*** Block opens ***

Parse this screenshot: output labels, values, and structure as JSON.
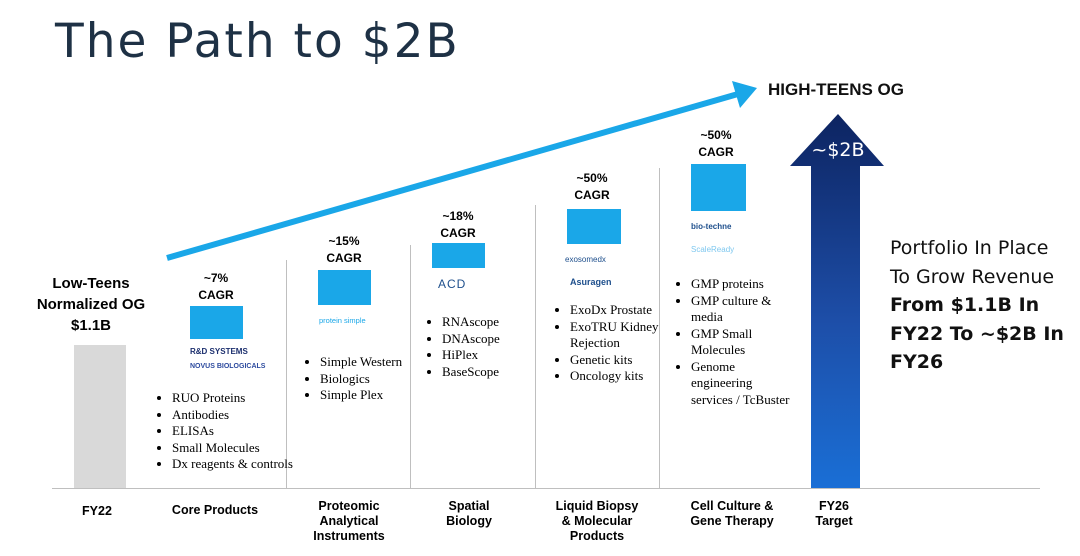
{
  "title": "The Path to $2B",
  "growth_label": "HIGH-TEENS OG",
  "fy22_header": {
    "line1": "Low-Teens",
    "line2": "Normalized OG",
    "line3": "$1.1B"
  },
  "target_value": "~$2B",
  "portfolio_text": {
    "p1": "Portfolio In Place To Grow Revenue ",
    "b1": "From $1.1B In FY22 To ~$2B In FY26"
  },
  "colors": {
    "accent_blue": "#1aa7e8",
    "navy": "#0d2461",
    "bar_gray": "#d9d9d9",
    "title": "#1e3145"
  },
  "chart_data": {
    "type": "bar",
    "title": "The Path to $2B",
    "categories": [
      "FY22",
      "Core Products",
      "Proteomic Analytical Instruments",
      "Spatial Biology",
      "Liquid Biopsy & Molecular Products",
      "Cell Culture & Gene Therapy",
      "FY26 Target"
    ],
    "category_labels": [
      {
        "l1": "FY22",
        "l2": "",
        "l3": ""
      },
      {
        "l1": "Core Products",
        "l2": "",
        "l3": ""
      },
      {
        "l1": "Proteomic",
        "l2": "Analytical",
        "l3": "Instruments"
      },
      {
        "l1": "Spatial",
        "l2": "Biology",
        "l3": ""
      },
      {
        "l1": "Liquid Biopsy",
        "l2": "& Molecular",
        "l3": "Products"
      },
      {
        "l1": "Cell Culture &",
        "l2": "Gene Therapy",
        "l3": ""
      },
      {
        "l1": "FY26",
        "l2": "Target",
        "l3": ""
      }
    ],
    "start_revenue": "$1.1B",
    "target_revenue": "~$2B",
    "growth": [
      "~7% CAGR",
      "~15% CAGR",
      "~18% CAGR",
      "~50% CAGR",
      "~50% CAGR"
    ],
    "segments": [
      {
        "cagr_pct": "~7%",
        "cagr_word": "CAGR",
        "logos": [
          "R&D SYSTEMS",
          "NOVUS BIOLOGICALS"
        ],
        "bullets": [
          "RUO Proteins",
          "Antibodies",
          "ELISAs",
          "Small Molecules",
          "Dx reagents & controls"
        ]
      },
      {
        "cagr_pct": "~15%",
        "cagr_word": "CAGR",
        "logos": [
          "protein simple"
        ],
        "bullets": [
          "Simple Western",
          "Biologics",
          "Simple Plex"
        ]
      },
      {
        "cagr_pct": "~18%",
        "cagr_word": "CAGR",
        "logos": [
          "ACD"
        ],
        "bullets": [
          "RNAscope",
          "DNAscope",
          "HiPlex",
          "BaseScope"
        ]
      },
      {
        "cagr_pct": "~50%",
        "cagr_word": "CAGR",
        "logos": [
          "exosomedx",
          "Asuragen"
        ],
        "bullets": [
          "ExoDx Prostate",
          "ExoTRU Kidney Rejection",
          "Genetic kits",
          "Oncology kits"
        ]
      },
      {
        "cagr_pct": "~50%",
        "cagr_word": "CAGR",
        "logos": [
          "bio-techne",
          "ScaleReady"
        ],
        "bullets": [
          "GMP proteins",
          "GMP culture & media",
          "GMP Small Molecules",
          "Genome engineering services / TcBuster"
        ]
      }
    ]
  }
}
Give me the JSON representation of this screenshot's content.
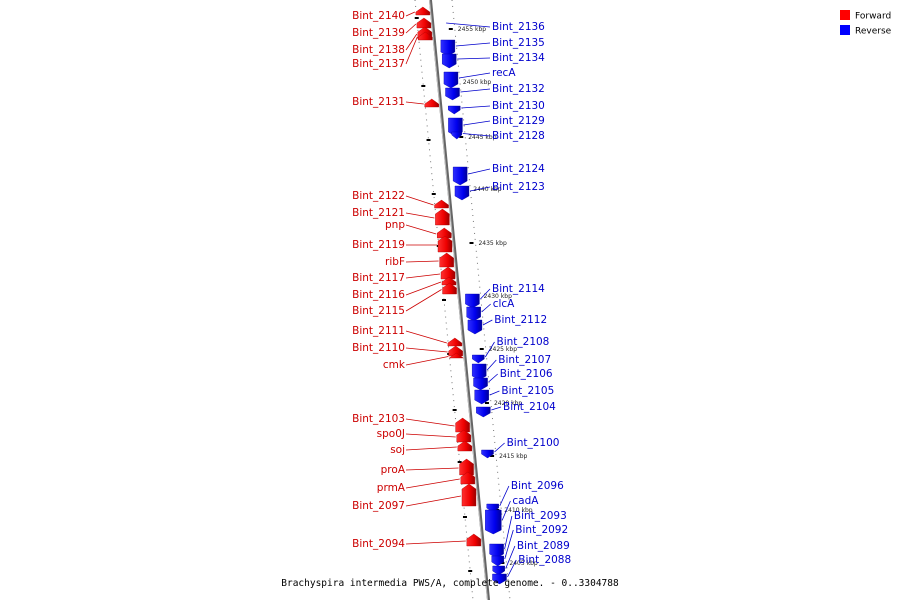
{
  "legend": {
    "forward": {
      "label": "Forward",
      "color": "#ff0000"
    },
    "reverse": {
      "label": "Reverse",
      "color": "#0000ff"
    }
  },
  "caption": "Brachyspira intermedia PWS/A, complete genome. - 0..3304788",
  "scale_ticks": [
    {
      "label": "2455 kbp",
      "kbp": 2455
    },
    {
      "label": "2450 kbp",
      "kbp": 2450
    },
    {
      "label": "2445 kbp",
      "kbp": 2445
    },
    {
      "label": "2440 kbp",
      "kbp": 2440
    },
    {
      "label": "2435 kbp",
      "kbp": 2435
    },
    {
      "label": "2430 kbp",
      "kbp": 2430
    },
    {
      "label": "2425 kbp",
      "kbp": 2425
    },
    {
      "label": "2420 kbp",
      "kbp": 2420
    },
    {
      "label": "2415 kbp",
      "kbp": 2415
    },
    {
      "label": "2410 kbp",
      "kbp": 2410
    },
    {
      "label": "2405 kbp",
      "kbp": 2405
    }
  ],
  "forward_genes": [
    {
      "name": "Bint_2140"
    },
    {
      "name": "Bint_2139"
    },
    {
      "name": "Bint_2138"
    },
    {
      "name": "Bint_2137"
    },
    {
      "name": "Bint_2131"
    },
    {
      "name": "Bint_2122"
    },
    {
      "name": "Bint_2121"
    },
    {
      "name": "pnp"
    },
    {
      "name": "Bint_2119"
    },
    {
      "name": "ribF"
    },
    {
      "name": "Bint_2117"
    },
    {
      "name": "Bint_2116"
    },
    {
      "name": "Bint_2115"
    },
    {
      "name": "Bint_2111"
    },
    {
      "name": "Bint_2110"
    },
    {
      "name": "cmk"
    },
    {
      "name": "Bint_2103"
    },
    {
      "name": "spo0J"
    },
    {
      "name": "soj"
    },
    {
      "name": "proA"
    },
    {
      "name": "prmA"
    },
    {
      "name": "Bint_2097"
    },
    {
      "name": "Bint_2094"
    }
  ],
  "reverse_genes": [
    {
      "name": "Bint_2136"
    },
    {
      "name": "Bint_2135"
    },
    {
      "name": "Bint_2134"
    },
    {
      "name": "recA"
    },
    {
      "name": "Bint_2132"
    },
    {
      "name": "Bint_2130"
    },
    {
      "name": "Bint_2129"
    },
    {
      "name": "Bint_2128"
    },
    {
      "name": "Bint_2124"
    },
    {
      "name": "Bint_2123"
    },
    {
      "name": "Bint_2114"
    },
    {
      "name": "clcA"
    },
    {
      "name": "Bint_2112"
    },
    {
      "name": "Bint_2108"
    },
    {
      "name": "Bint_2107"
    },
    {
      "name": "Bint_2106"
    },
    {
      "name": "Bint_2105"
    },
    {
      "name": "Bint_2104"
    },
    {
      "name": "Bint_2100"
    },
    {
      "name": "Bint_2096"
    },
    {
      "name": "cadA"
    },
    {
      "name": "Bint_2093"
    },
    {
      "name": "Bint_2092"
    },
    {
      "name": "Bint_2089"
    },
    {
      "name": "Bint_2088"
    }
  ]
}
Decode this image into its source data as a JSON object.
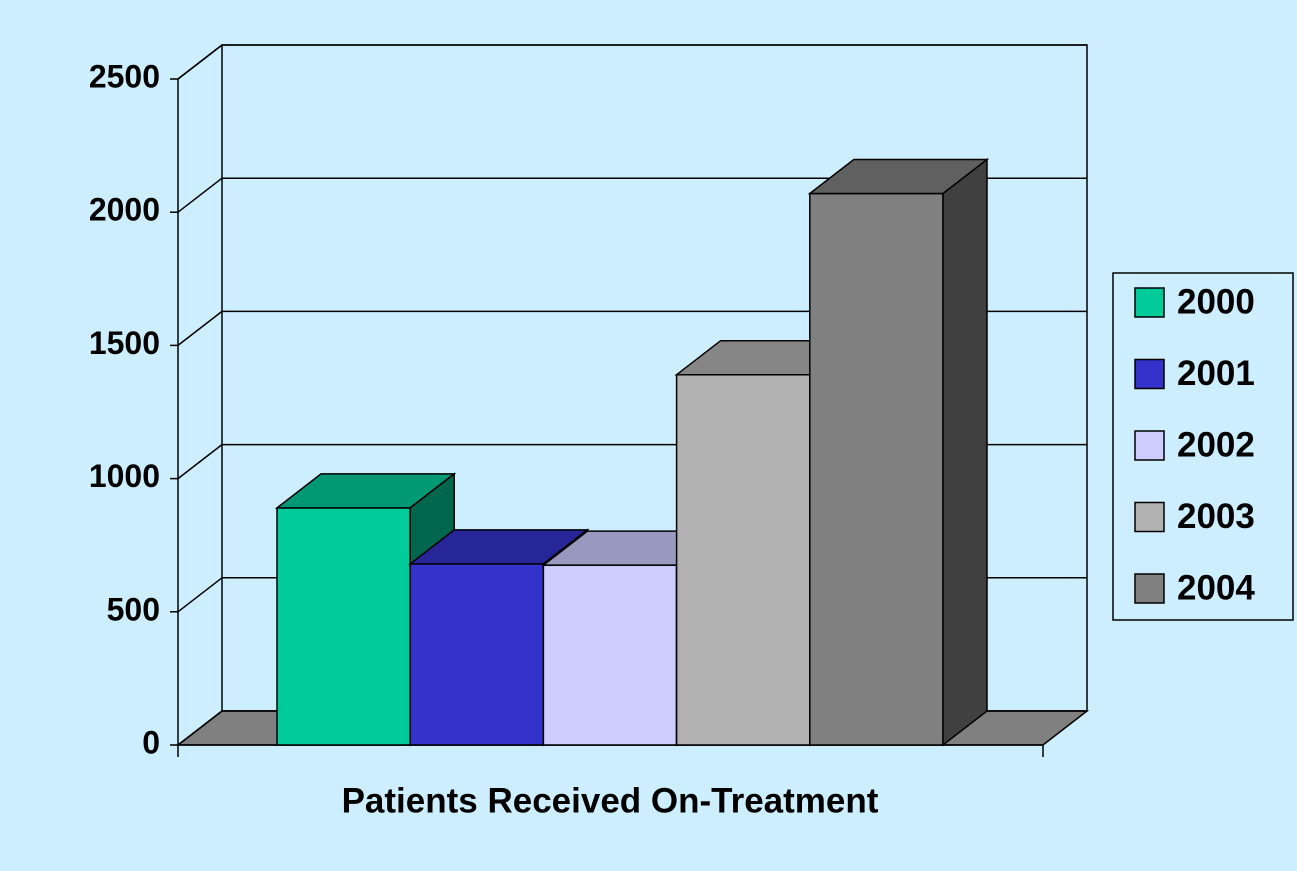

*** Block closes ***

→ BRIEF
Once every line above has been checked for the string "Cell", give the number of matching lines and nothing more.

→ RESULT OF THIS TASK
2